**PASSAGE GIVEN:**
====

Machormat, a Durness man charged with adultery, fares still worse. He is reported to be such a disreputable character, that he has been "for several other crimes threatened with banishment to the Plantations .... Machormat is an habitual sinner in this kind, having been a quadrelapse in fornication before Mr. Macdonald came to Durness." Eventually Machormat was excommunicated; and a dreadful sentence it was, for no one was permitted to have any dealings with such a person, so long as the sentence remained unrecalled. But as a rule the sentence was recalled in a few months.
For many years before and for some time after the erection of the Presbytery, the sacrament of the Lord's supper was very irregularly and at long intervals held throughout Strathnaver. For the first twenty-five years ot the Presbytery's existence it was administered only once a year within the bounds, or in other words once every four years in each one of the four congregations which formed the Presbytery. This was due to the lack of elders and to the fewness of the communicants, but when the members increased the people were slow to alter what they came by that time to look upon as an old custom. At these yearly gatherings, to which the people of all the parishes congregated at the appointed centre, the Friday before the celebration of the sacrament was set apart for answering difficulties and for instructing catechumens; but in course of time these Friday disputations developed into such inter-parochial wranglings that the clergy endeavoured to abolish the institution. On the 14th Sep 1737, an Act of Synod relative to the above is engrossed in the Record, and is to the following effect: -
"That because the communicants in our bounds are by the blessing of God become so numerous, that their meeting all in one parish to partake in the sacrament of the Lord's supper is attended with several inconveniencies …
The Synod appoint that, at least in the Presbyteries of Caithness and Dornoch, where assistance enough can be got, the foresaid ordinance shall be as often as may be administered in two parishes on the same Lord's day.
As also that because the meetings ordinarily kept on Friday before the administration of the sacrament is often inconvenient to the ministers … and that the main design of these meetings may be obtained without these inconveniences, by the people's communicating their cases of conscience to their ministers at home. Therefore that the Synod should appoint these meetings on Friday before the sacrament to be forbid for the future in all the bounds of this Synod, and appoint the ministers before they come from home in order to assist at yt ordinance to give the communicants of their respective parishes opportunity of consulting them, about such questions or cases relative to the ordinance as shall be suitable to them, but that these confidences be as private as can be, and this to be publicly intimated to the bounds"
The laity, however, so enjoyed the Friday freedom of speech that they did not forego this privilege even to please the ministers. With all its concomitant abuses, Friday's licence provided a necessary safety-valve for such as felt aggrieved, and is still an institution in Strathnaver. Neither did the congregations at this time agree to celebrate the Lord's supper oftener than they had been in the habit of doing.
In the spring of 1741, so great was the scarcity of food that the Presbytery appointed a special collection to be made in the churches for the relief of the starving poor. The immediately following harvest, however, was such an abundant one that they appointed a special day of thanksgiving to God, for "giving us a plentiful harvest after so remarkable a dearth."

====

Entries for item positions:
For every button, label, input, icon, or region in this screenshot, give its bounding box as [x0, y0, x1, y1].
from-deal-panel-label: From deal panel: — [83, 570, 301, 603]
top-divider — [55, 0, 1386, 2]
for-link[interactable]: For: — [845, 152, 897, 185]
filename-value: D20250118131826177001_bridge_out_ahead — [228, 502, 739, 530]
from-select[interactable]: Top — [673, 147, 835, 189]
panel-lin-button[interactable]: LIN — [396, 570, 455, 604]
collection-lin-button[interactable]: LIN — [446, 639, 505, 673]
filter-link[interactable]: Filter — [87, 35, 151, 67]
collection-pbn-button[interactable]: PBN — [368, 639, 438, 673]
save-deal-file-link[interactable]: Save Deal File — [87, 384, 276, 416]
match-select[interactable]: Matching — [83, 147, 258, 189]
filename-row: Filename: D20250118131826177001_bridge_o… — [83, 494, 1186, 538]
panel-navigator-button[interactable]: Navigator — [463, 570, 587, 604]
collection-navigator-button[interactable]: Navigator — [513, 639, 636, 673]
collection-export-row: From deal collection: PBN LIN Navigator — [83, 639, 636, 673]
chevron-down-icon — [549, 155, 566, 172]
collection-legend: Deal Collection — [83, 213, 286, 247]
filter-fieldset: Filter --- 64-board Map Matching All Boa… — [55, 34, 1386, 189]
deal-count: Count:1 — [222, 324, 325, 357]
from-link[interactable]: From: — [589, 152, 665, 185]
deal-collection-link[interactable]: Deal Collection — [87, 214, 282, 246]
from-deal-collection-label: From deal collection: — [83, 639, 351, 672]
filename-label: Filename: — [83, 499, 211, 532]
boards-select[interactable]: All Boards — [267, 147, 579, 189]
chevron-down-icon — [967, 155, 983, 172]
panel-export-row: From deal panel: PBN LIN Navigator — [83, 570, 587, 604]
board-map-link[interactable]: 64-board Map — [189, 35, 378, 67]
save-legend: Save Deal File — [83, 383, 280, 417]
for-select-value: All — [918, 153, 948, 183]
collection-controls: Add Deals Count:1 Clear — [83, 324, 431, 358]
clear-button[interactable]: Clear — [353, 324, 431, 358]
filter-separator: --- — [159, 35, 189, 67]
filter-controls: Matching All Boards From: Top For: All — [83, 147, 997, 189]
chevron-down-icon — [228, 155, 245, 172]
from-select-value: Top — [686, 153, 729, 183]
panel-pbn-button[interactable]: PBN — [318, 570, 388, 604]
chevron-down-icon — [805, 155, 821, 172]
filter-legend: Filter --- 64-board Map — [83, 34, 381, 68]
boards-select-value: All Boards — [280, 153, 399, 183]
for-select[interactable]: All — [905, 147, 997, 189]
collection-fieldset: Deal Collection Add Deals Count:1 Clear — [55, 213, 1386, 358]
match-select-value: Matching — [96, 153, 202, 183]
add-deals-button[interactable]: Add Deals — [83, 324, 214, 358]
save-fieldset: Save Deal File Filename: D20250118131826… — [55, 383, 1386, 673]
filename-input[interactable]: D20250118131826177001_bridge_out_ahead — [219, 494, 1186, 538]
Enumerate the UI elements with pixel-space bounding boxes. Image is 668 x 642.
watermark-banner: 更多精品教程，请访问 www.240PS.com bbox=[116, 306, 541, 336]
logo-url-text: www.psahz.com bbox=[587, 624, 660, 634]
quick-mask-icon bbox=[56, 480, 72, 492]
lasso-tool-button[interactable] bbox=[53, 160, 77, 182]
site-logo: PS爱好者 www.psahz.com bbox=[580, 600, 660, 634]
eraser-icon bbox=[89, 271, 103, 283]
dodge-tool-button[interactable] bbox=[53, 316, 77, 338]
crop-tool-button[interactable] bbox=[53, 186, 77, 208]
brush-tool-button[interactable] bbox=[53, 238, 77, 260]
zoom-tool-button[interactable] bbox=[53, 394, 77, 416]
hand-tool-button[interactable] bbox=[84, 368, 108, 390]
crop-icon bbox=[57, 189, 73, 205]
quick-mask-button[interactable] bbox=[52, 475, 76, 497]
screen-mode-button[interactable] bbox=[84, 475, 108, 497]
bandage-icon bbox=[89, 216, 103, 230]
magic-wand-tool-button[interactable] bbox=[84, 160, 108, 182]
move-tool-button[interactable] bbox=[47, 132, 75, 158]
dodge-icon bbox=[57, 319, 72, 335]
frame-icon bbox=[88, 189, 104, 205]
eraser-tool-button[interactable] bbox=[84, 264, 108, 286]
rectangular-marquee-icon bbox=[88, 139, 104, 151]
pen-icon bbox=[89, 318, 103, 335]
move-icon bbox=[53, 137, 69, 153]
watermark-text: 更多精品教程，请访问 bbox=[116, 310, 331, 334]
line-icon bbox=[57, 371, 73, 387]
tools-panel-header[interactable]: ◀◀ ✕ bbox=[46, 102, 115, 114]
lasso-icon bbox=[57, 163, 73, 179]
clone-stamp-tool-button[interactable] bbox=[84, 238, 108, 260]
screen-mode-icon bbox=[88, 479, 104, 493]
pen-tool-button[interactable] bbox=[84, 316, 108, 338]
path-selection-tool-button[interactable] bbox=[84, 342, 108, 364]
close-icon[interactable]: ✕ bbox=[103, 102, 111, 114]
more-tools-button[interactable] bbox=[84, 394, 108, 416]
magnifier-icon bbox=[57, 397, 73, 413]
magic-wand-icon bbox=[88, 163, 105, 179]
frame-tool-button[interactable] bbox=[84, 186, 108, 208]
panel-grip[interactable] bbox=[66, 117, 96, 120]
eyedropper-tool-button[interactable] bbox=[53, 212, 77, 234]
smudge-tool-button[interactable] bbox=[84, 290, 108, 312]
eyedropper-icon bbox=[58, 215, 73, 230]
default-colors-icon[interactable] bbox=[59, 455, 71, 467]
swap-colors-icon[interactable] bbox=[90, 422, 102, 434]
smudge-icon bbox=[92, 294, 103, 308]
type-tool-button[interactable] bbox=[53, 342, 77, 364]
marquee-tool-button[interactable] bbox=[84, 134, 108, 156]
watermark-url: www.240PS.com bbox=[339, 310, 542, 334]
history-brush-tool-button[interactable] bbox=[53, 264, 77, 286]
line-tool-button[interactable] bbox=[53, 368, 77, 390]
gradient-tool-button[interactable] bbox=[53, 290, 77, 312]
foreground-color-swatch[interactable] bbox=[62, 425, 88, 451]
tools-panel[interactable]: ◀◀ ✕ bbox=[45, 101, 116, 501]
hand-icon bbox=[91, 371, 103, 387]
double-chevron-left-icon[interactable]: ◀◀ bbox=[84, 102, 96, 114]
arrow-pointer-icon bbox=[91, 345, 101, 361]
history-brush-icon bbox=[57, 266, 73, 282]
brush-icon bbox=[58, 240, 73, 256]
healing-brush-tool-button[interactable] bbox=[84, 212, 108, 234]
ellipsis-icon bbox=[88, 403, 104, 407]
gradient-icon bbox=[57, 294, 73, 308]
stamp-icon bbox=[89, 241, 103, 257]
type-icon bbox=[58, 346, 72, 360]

====

**EXERCISE INSTRUCTIONS:**
a - Please print part of the Strathnaver passage, beginning at "Machormat, a Durness" and stopping after "a few months.".
b - In the Strathnaver passage, what did the Presbytery arrange in the spring of 1741 because food was so scarce?
The data above has no connection to the Strathnaver passage.

**SOLUTIONS IN ORDER:**
a -
Machormat, a Durness man charged with adultery, fares still worse. He is reported to be such a disreputable character, that he has been "for several other crimes threatened with banishment to the Plantations .... Machormat is an habitual sinner in this kind, having been a quadrelapse in fornication before Mr. Macdonald came to Durness." Eventually Machormat was excommunicated; and a dreadful sentence it was, for no one was permitted to have any dealings with such a person, so long as the sentence remained unrecalled. But as a rule the sentence was recalled in a few months.

b - A special collection in the churches for the relief of the starving poor.